Le carnet rouge à spirale [≠ 1]

Marseille, le 22 mai 2010
Jour anniversaire de J.
Ce matin.
Sur le marché de la place des Capucines, le monsieur maghrébin à la toque noire soupesait chacune des pommes de terre qu’il allait acheter avant de les glisser dans son sac plastique orange.

Hier.
A l’Alcazar, Lorenzo Mattoti, prince de la couleur, m’a redonné le goût de dessiner et de colorier.

Dans le quartier des antiquaires, le tenancier de la librairie de vieux livres nous a tenu la jambe ce qui nous a fait fuir…

Une dame âgée, toute tordue et bossue, assise à la terrasse d’un café, colle son visage sur son visage pour parvenir à le déchiffrer. Du coup, je trouve que j’ai une très bonne vue.
::::
À faire:
#1 Pour chacune des affirmations suivantes, dites par oui ou par non si elle concorde avec l'extrait et citez les mots de l'extrait qui tranchent. (a) Le marché évoqué se trouve place des Capucines. (b) L'homme à la toque noire glisse ses pommes de terre dans un sac plastique bleu. (c) Le libraire du quartier des antiquaires a donné envie de s'attarder dans sa boutique.
#2 Poursuivez l'extrait du carnet rouge à spirale à partir de sa dernière phrase.

Données fournies:
::::
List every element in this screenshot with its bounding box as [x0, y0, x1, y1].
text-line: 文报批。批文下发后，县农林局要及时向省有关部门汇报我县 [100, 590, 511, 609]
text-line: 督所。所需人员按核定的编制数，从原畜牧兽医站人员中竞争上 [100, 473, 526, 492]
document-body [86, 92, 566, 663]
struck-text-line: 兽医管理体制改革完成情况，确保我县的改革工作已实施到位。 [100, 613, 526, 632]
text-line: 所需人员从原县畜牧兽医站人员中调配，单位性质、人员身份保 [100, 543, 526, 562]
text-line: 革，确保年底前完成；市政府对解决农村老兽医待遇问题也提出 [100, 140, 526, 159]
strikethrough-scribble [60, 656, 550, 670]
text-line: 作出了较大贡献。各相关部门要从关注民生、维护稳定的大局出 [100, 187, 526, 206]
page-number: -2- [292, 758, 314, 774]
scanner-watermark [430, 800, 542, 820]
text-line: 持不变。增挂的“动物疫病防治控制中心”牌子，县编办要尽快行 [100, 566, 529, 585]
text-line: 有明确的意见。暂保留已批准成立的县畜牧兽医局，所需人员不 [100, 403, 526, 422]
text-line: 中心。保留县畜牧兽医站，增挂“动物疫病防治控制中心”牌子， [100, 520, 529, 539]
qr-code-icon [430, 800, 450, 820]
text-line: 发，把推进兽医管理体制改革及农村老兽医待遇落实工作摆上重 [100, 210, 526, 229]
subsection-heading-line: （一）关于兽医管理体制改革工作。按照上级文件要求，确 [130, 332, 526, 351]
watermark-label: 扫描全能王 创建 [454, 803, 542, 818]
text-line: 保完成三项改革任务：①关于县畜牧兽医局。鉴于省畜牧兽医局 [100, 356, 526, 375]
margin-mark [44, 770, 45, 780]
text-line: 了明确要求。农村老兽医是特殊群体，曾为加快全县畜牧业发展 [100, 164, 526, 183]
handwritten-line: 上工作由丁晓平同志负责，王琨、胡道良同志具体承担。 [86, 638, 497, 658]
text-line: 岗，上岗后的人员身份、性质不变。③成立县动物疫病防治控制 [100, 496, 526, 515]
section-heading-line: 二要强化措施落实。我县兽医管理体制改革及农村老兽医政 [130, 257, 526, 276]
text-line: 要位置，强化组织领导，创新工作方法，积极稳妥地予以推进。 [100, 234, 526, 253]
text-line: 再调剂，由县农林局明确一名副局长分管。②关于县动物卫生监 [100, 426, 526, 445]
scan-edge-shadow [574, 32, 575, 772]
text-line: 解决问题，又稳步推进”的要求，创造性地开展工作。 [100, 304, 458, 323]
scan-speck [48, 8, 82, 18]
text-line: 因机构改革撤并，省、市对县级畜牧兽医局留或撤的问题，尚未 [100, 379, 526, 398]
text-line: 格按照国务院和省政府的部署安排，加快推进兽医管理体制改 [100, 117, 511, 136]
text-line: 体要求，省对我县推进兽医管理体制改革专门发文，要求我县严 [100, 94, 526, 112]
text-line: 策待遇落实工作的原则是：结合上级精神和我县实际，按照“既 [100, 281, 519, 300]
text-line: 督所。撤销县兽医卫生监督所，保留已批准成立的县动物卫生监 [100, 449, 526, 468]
::::
Réponses par tâche:
#1
(a) Oui : « Sur le marché de la place des Capucines ».
(b) Non : « son sac plastique orange ».
(c) Non : « nous a tenu la jambe ce qui nous a fait fuir ».

#2
[Souvenir très clair encore de cette femme penchée sur la table ronde qui telle un miroir lui renvoyait son image.]

Mardi 8 juin (à la PP)
Après les funérailles de P. dont nous parlons depuis des heures… (…)
« La vie avec toi me suffit me dit M. Mais je crois qu’il faut exposer sa vie intime en plus de la vivre, et s’impliquer dans des actions, dans du lien social. » Le modèle de P., homme de lien par excellence.

Elle met sa voiture en route et démarre en trombe. Un long coup de klaxon l’arrête. Une femme s’élance et ramasse le pot d’herbes de Provence tombé du toit, sur lequel résiste encore un verre de moutarde. D’abord surprise, la conductrice rit maintenant.

Le 21 juin, à Mende
C’est une théière émaillée blanche et bleu de Prusse. Une légère couronne bleue en bas du chapeau pointu, la même qui borde le haut du corps de la théière. Seul le bec est pansu, la robe est plate, ne bombe pas le torse.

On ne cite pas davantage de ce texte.